Exercise objective
Write out the material exactly. Do not include the pictures.
-------- Data to use
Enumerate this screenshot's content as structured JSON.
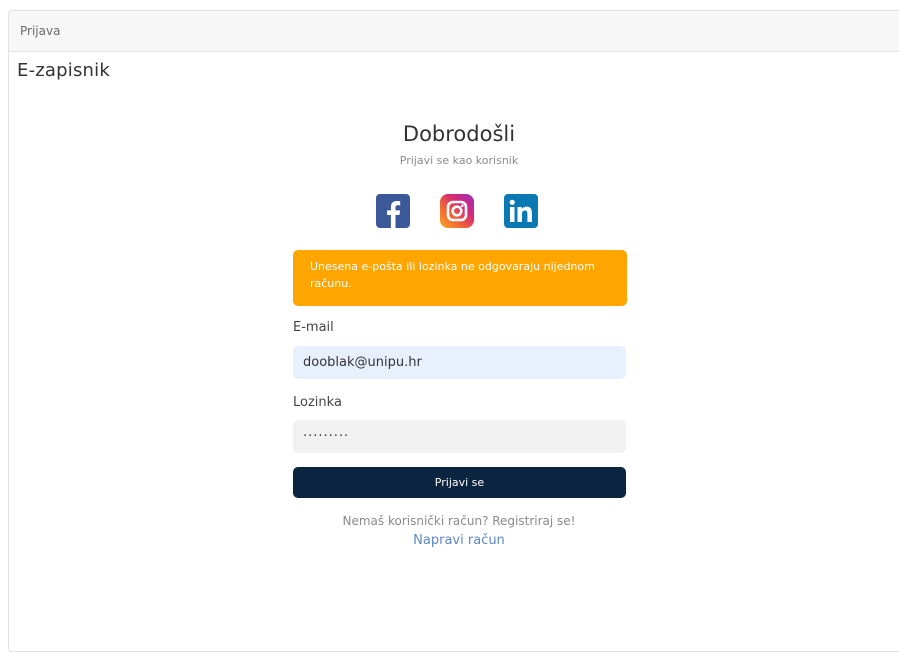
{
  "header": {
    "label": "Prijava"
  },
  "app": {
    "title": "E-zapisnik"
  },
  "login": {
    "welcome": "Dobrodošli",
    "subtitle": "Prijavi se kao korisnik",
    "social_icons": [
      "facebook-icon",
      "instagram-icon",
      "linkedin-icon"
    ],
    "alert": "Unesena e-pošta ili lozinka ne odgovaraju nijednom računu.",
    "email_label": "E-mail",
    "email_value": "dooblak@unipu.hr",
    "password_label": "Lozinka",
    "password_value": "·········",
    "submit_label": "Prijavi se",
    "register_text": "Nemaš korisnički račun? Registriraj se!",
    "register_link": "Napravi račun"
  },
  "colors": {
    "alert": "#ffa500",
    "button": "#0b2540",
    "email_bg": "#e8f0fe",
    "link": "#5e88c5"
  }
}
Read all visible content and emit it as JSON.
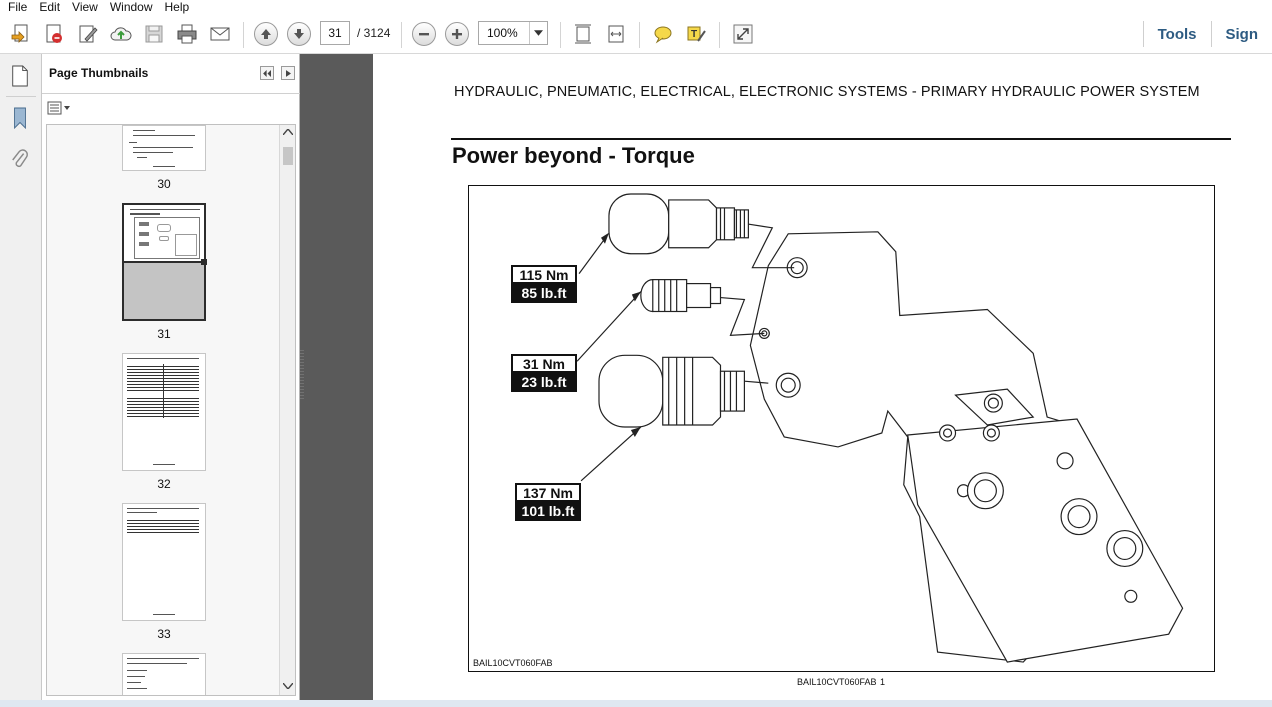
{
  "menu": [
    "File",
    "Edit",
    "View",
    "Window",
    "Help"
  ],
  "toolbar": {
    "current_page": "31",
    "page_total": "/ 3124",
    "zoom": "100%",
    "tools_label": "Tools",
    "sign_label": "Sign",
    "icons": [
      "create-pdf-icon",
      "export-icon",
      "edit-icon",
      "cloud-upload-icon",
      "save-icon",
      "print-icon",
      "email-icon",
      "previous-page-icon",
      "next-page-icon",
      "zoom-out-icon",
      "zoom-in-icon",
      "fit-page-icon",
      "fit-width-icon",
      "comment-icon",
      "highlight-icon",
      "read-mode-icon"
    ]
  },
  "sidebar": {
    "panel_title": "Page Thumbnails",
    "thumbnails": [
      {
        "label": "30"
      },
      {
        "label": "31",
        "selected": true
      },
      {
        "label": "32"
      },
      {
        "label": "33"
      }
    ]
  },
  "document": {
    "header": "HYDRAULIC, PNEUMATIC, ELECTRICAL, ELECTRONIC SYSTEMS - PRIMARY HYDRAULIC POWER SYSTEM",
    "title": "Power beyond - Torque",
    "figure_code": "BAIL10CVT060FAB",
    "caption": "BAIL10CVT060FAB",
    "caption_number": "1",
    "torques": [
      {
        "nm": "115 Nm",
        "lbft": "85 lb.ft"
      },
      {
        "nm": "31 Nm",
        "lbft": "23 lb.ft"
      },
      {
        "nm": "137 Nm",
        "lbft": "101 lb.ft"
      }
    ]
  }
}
----------------
Task output
Enumerate this screenshot's content as structured JSON.
{
  "header": {
    "label": "Prijava"
  },
  "app": {
    "title": "E-zapisnik"
  },
  "login": {
    "welcome": "Dobrodošli",
    "subtitle": "Prijavi se kao korisnik",
    "social_icons": [
      "facebook-icon",
      "instagram-icon",
      "linkedin-icon"
    ],
    "alert": "Unesena e-pošta ili lozinka ne odgovaraju nijednom računu.",
    "email_label": "E-mail",
    "email_value": "dooblak@unipu.hr",
    "password_label": "Lozinka",
    "password_value": "·········",
    "submit_label": "Prijavi se",
    "register_text": "Nemaš korisnički račun? Registriraj se!",
    "register_link": "Napravi račun"
  },
  "colors": {
    "alert": "#ffa500",
    "button": "#0b2540",
    "email_bg": "#e8f0fe",
    "link": "#5e88c5"
  }
}
Read all visible content and emit it as JSON.
{
  "menu": [
    "File",
    "Edit",
    "View",
    "Window",
    "Help"
  ],
  "toolbar": {
    "current_page": "31",
    "page_total": "/ 3124",
    "zoom": "100%",
    "tools_label": "Tools",
    "sign_label": "Sign",
    "icons": [
      "create-pdf-icon",
      "export-icon",
      "edit-icon",
      "cloud-upload-icon",
      "save-icon",
      "print-icon",
      "email-icon",
      "previous-page-icon",
      "next-page-icon",
      "zoom-out-icon",
      "zoom-in-icon",
      "fit-page-icon",
      "fit-width-icon",
      "comment-icon",
      "highlight-icon",
      "read-mode-icon"
    ]
  },
  "sidebar": {
    "panel_title": "Page Thumbnails",
    "thumbnails": [
      {
        "label": "30"
      },
      {
        "label": "31",
        "selected": true
      },
      {
        "label": "32"
      },
      {
        "label": "33"
      }
    ]
  },
  "document": {
    "header": "HYDRAULIC, PNEUMATIC, ELECTRICAL, ELECTRONIC SYSTEMS - PRIMARY HYDRAULIC POWER SYSTEM",
    "title": "Power beyond - Torque",
    "figure_code": "BAIL10CVT060FAB",
    "caption": "BAIL10CVT060FAB",
    "caption_number": "1",
    "torques": [
      {
        "nm": "115 Nm",
        "lbft": "85 lb.ft"
      },
      {
        "nm": "31 Nm",
        "lbft": "23 lb.ft"
      },
      {
        "nm": "137 Nm",
        "lbft": "101 lb.ft"
      }
    ]
  }
}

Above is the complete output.